### [Directions for this task]
Decide whether each statement agrees with the tax credits renewal text below, answering yes or no and quoting the words of the text that settle it. 1. The renewal forms can be completed by phone. 2. While renewals take place, HMRC bases run-on payments on the claimant's current income. 3. A claimant whose claim has been terminated should have it restored after contacting HMRC within 60 days of the date on the Statement of Account.

### [Text]
———
In view of reported pressures on the helpline this year, LITRG are asking that HMRC put back the date on which they start to close down claims to allow all those who wish to renew in an orderly fashion to do so.
Why is it important to renew a tax credits claim?
The renewals process is fundamental to the operation of the tax credits system. Tax credits are paid throughout a tax year on a provisional basis: that is to say, a person’s entitlement tracks changes in their circumstances during the year of payment, so it is not until after the year has ended that their final entitlement can be ascertained, with final income figures for the year.
Therefore, completing and promptly returning the renewal forms (comprising the TC603R and TC603D) is vital not only to renew one’s claim for 2008/09, but also to finalise tax credits entitlement for the year just ended (2007-2008).
The forms can also be completed over the phone via the tax credits helpline.
Problems caused by failure to renew
Failure to renew can lead to real difficulties for claimants, for these reasons.
- Whilst the renewals process is taking place between April and July, HMRC make run-on payments based on the claimant’s last known income and circumstances. But these payments are provisional on the claimant completing and returning the renewal forms. Therefore, if no renewals forms are submitted, HMRC will later try to recover those provisional payments as overpayments.
- The provisional payments will stop.
- In addition, the previous year (2007-2008) will be finalised using information held which could be out of date.
It is also extremely unwise not to complete the renewal forms in an effort to stop receiving tax credits, as several hundred thousand claimants are believed to have done last year. Even if you are disillusioned with the system and no longer wish to receive tax credits, you must complete the renewal forms in order to finalise your claim for the year just gone. Then inform HMRC about whatever change it is that leads you to think tax credits are no longer due.
Problems caused by renewing late
Those who are late in renewing should not give up entirely. Once the deadline has passed, HMRC will generally terminate the claim and issue a Statement of Account. But so long as a claimant contacts HMRC within 30 days of the date shown on that document, the claim should be restored.
———
[Layout annotation listing]
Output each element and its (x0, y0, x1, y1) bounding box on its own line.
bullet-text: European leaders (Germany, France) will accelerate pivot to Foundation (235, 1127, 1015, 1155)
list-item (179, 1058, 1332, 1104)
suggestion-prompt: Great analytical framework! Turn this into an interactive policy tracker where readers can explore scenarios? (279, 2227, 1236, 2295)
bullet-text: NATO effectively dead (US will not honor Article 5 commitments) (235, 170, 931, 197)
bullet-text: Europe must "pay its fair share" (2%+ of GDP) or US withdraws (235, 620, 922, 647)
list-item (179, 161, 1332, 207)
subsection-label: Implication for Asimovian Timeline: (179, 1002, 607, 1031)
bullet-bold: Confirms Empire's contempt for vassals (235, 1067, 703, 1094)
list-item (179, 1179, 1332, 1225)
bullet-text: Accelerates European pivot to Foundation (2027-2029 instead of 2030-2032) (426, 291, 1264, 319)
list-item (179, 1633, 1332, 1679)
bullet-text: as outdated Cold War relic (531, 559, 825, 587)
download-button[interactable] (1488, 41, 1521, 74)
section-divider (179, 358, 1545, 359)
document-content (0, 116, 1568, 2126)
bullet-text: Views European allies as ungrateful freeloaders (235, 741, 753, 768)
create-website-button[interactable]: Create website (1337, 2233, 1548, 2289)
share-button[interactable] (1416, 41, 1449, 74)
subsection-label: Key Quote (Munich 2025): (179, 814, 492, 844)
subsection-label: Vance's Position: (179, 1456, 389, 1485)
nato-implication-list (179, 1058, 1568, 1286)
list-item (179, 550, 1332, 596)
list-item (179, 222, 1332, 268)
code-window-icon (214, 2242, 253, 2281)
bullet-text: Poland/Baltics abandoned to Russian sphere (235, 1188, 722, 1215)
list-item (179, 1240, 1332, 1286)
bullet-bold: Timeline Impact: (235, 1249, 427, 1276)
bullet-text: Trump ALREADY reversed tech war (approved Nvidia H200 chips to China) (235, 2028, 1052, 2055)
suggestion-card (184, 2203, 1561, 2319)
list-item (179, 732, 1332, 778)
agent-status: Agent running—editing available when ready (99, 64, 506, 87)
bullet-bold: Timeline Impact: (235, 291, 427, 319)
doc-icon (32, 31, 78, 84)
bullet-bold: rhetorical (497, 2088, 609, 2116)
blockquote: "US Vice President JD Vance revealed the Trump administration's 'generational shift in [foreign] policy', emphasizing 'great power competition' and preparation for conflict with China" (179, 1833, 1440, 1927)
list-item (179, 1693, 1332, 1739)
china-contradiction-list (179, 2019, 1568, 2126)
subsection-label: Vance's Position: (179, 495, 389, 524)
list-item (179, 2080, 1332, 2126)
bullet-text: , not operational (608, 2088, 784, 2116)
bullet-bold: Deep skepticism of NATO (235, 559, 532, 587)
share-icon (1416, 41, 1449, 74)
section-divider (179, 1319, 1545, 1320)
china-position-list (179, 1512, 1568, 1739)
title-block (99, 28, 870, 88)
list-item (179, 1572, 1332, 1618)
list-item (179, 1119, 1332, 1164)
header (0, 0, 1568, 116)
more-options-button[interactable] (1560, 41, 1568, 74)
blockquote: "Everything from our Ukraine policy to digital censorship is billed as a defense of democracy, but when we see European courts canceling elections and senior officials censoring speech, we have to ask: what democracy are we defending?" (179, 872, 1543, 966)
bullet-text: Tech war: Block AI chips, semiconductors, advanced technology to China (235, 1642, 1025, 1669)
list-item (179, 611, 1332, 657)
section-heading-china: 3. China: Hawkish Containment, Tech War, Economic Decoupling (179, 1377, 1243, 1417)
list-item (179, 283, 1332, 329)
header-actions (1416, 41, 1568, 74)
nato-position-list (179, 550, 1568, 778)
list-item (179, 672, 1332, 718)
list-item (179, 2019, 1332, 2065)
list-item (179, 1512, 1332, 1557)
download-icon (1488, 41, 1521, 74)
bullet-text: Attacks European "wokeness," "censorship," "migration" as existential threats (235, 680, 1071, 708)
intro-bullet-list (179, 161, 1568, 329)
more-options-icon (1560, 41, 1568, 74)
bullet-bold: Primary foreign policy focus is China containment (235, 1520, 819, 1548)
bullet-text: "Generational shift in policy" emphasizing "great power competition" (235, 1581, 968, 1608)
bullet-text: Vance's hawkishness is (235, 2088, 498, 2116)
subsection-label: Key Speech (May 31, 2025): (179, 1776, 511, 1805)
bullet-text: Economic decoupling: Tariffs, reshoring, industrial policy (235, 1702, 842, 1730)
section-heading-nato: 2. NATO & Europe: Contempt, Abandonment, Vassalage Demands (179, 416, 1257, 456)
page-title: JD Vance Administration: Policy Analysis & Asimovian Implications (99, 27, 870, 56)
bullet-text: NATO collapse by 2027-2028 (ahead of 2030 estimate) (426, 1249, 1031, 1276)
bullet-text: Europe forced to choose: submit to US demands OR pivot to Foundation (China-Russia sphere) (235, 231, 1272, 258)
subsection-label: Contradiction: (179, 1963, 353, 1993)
———
### [Output for this exercise]
1. Yes: "The forms can also be completed over the phone via the tax credits helpline."
2. No: "HMRC make run-on payments based on the claimant’s last known income and circumstances."
3. No: "so long as a claimant contacts HMRC within 30 days of the date shown on that document, the claim should be restored."